[Data entries]
········

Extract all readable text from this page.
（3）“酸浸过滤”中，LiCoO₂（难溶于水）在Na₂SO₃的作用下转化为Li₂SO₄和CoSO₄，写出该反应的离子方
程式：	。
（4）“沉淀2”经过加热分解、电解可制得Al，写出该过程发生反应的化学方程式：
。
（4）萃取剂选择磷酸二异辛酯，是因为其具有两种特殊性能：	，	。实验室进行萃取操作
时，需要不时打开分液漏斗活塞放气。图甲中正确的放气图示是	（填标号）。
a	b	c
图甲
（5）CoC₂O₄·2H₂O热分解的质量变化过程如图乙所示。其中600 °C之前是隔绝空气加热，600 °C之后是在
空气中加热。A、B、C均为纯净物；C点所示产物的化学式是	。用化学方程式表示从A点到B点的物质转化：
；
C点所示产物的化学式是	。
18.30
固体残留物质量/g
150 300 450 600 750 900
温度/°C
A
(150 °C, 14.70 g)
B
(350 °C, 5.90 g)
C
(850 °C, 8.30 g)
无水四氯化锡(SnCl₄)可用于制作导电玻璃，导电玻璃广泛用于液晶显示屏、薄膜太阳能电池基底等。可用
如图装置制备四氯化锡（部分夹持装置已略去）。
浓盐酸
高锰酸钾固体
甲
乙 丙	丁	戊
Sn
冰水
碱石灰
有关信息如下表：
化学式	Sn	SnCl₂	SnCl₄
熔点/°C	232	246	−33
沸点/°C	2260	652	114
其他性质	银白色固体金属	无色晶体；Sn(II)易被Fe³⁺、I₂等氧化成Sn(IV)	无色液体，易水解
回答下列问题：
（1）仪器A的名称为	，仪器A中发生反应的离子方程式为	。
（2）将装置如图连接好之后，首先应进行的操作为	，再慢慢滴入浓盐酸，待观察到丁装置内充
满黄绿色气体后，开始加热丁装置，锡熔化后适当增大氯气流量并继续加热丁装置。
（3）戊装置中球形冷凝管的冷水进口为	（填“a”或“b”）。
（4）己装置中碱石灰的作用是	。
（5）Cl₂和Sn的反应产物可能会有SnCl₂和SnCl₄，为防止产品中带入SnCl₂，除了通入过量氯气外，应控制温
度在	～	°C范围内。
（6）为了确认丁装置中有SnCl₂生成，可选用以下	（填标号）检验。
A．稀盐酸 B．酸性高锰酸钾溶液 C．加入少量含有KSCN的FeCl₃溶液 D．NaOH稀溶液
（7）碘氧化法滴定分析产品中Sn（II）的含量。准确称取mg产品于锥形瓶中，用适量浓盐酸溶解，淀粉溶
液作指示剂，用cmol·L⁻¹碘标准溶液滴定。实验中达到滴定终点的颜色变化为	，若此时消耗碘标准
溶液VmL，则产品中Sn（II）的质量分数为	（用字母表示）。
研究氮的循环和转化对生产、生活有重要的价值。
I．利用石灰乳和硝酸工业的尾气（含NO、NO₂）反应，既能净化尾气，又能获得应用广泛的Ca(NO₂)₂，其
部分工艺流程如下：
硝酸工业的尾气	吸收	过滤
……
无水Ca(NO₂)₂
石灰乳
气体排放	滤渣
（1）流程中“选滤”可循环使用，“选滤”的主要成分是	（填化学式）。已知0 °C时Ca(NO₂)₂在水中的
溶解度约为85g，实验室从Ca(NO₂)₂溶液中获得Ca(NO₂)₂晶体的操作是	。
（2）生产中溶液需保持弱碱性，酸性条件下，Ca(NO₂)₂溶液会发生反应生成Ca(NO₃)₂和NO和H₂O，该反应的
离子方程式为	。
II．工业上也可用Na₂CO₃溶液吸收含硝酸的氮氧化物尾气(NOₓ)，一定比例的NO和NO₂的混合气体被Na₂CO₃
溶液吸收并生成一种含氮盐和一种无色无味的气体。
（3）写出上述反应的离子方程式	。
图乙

········

> **Problem to work on**:
Which lines of the data above contain "C点所示产物的化学式是"? Copy each one.

> **Output**:
空气中加热。A、B、C均为纯净物；C点所示产物的化学式是	。用化学方程式表示从A点到B点的物质转化：
C点所示产物的化学式是	。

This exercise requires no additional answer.